Work to do – Without including any pictures, write out the listing below exactly.
====== Record extracts
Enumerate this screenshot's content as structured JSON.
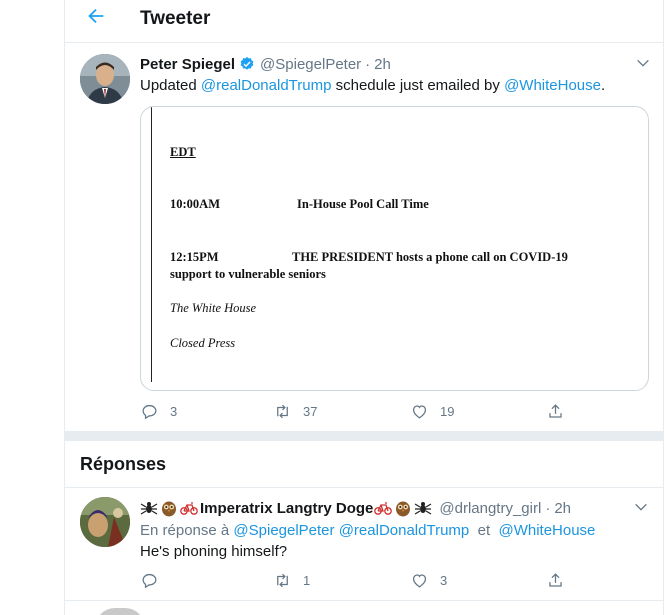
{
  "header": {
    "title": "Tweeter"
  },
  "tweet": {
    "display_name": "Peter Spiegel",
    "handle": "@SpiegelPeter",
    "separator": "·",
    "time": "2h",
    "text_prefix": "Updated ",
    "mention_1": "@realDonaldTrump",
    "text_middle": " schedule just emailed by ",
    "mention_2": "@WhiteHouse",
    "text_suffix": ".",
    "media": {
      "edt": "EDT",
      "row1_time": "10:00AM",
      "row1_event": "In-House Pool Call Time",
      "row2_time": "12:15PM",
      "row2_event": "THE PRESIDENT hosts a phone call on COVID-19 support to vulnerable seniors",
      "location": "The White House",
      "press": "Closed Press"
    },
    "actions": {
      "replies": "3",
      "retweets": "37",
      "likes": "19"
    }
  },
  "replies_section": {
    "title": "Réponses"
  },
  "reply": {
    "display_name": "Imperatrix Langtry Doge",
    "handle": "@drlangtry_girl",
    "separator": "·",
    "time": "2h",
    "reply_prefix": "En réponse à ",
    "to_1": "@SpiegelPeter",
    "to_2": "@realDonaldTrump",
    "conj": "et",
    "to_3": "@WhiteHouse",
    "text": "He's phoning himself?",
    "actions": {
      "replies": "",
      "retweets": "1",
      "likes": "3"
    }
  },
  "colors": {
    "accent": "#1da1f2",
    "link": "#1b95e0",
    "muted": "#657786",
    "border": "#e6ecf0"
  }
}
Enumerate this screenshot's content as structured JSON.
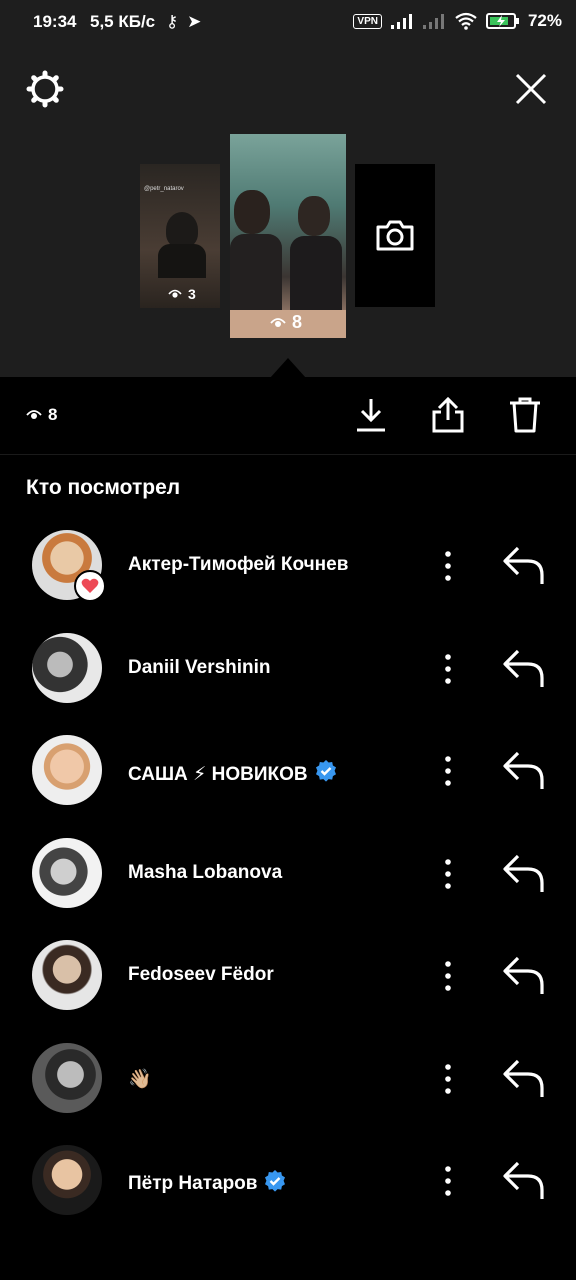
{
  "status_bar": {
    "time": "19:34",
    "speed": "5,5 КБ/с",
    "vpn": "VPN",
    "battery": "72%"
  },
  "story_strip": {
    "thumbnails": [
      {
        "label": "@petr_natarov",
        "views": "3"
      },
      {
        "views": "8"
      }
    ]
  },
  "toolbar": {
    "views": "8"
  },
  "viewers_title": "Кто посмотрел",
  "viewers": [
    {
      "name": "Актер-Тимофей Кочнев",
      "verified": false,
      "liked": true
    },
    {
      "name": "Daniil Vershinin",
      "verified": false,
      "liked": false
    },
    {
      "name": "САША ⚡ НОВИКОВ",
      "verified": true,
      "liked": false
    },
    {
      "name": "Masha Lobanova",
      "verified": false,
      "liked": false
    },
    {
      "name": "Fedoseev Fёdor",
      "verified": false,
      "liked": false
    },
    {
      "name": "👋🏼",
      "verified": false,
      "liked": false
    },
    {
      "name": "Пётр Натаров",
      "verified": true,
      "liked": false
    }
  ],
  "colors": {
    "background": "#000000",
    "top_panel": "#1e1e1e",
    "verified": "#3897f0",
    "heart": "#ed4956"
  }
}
============
Solution to the exercise –
Enumerate this screenshot's content as structured JSON.
{
  "header": {
    "title": "Tweeter"
  },
  "tweet": {
    "display_name": "Peter Spiegel",
    "handle": "@SpiegelPeter",
    "separator": "·",
    "time": "2h",
    "text_prefix": "Updated ",
    "mention_1": "@realDonaldTrump",
    "text_middle": " schedule just emailed by ",
    "mention_2": "@WhiteHouse",
    "text_suffix": ".",
    "media": {
      "edt": "EDT",
      "row1_time": "10:00AM",
      "row1_event": "In-House Pool Call Time",
      "row2_time": "12:15PM",
      "row2_event": "THE PRESIDENT hosts a phone call on COVID-19 support to vulnerable seniors",
      "location": "The White House",
      "press": "Closed Press"
    },
    "actions": {
      "replies": "3",
      "retweets": "37",
      "likes": "19"
    }
  },
  "replies_section": {
    "title": "Réponses"
  },
  "reply": {
    "display_name": "Imperatrix Langtry Doge",
    "handle": "@drlangtry_girl",
    "separator": "·",
    "time": "2h",
    "reply_prefix": "En réponse à ",
    "to_1": "@SpiegelPeter",
    "to_2": "@realDonaldTrump",
    "conj": "et",
    "to_3": "@WhiteHouse",
    "text": "He's phoning himself?",
    "actions": {
      "replies": "",
      "retweets": "1",
      "likes": "3"
    }
  },
  "colors": {
    "accent": "#1da1f2",
    "link": "#1b95e0",
    "muted": "#657786",
    "border": "#e6ecf0"
  }
}
Enumerate this screenshot's content as structured JSON.
{
  "status_bar": {
    "time": "19:34",
    "speed": "5,5 КБ/с",
    "vpn": "VPN",
    "battery": "72%"
  },
  "story_strip": {
    "thumbnails": [
      {
        "label": "@petr_natarov",
        "views": "3"
      },
      {
        "views": "8"
      }
    ]
  },
  "toolbar": {
    "views": "8"
  },
  "viewers_title": "Кто посмотрел",
  "viewers": [
    {
      "name": "Актер-Тимофей Кочнев",
      "verified": false,
      "liked": true
    },
    {
      "name": "Daniil Vershinin",
      "verified": false,
      "liked": false
    },
    {
      "name": "САША ⚡ НОВИКОВ",
      "verified": true,
      "liked": false
    },
    {
      "name": "Masha Lobanova",
      "verified": false,
      "liked": false
    },
    {
      "name": "Fedoseev Fёdor",
      "verified": false,
      "liked": false
    },
    {
      "name": "👋🏼",
      "verified": false,
      "liked": false
    },
    {
      "name": "Пётр Натаров",
      "verified": true,
      "liked": false
    }
  ],
  "colors": {
    "background": "#000000",
    "top_panel": "#1e1e1e",
    "verified": "#3897f0",
    "heart": "#ed4956"
  }
}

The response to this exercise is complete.